— start of Available records —

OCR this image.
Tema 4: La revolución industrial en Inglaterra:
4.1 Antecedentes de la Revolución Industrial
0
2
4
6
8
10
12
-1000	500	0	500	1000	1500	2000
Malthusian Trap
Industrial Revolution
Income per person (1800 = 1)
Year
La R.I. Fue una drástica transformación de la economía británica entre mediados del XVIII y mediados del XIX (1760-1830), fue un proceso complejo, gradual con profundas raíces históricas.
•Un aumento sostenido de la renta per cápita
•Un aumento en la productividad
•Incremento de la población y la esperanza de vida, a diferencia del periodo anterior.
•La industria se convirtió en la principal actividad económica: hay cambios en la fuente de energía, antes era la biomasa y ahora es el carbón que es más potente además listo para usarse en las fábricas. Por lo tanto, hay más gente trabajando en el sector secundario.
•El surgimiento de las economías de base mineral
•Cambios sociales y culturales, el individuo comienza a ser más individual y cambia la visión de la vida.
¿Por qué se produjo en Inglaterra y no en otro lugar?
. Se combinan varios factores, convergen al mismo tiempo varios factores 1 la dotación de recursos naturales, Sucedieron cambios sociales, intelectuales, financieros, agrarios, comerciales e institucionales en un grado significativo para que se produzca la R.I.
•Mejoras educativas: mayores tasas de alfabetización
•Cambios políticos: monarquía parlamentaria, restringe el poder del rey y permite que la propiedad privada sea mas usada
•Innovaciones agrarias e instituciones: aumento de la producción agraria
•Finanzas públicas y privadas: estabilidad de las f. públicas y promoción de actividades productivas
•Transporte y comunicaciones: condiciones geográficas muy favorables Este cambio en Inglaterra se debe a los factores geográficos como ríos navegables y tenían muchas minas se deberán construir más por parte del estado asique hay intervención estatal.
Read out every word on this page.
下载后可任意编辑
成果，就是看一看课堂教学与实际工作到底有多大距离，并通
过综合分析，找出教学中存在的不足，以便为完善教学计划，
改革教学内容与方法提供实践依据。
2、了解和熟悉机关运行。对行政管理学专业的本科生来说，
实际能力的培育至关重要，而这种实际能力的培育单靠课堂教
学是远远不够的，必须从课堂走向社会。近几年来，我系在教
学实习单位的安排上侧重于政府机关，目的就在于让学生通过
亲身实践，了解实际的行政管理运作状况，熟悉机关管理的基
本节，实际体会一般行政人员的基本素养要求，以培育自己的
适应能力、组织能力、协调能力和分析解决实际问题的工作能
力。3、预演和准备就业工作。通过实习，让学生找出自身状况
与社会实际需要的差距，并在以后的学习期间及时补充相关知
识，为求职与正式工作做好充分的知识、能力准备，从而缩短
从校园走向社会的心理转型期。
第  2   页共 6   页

— end of Available records —

▶ **Objective**:
Among the entries, how many lines include the word "Inglaterra"? Answer with a single number and nothing further.

▶ **Complete response**:
3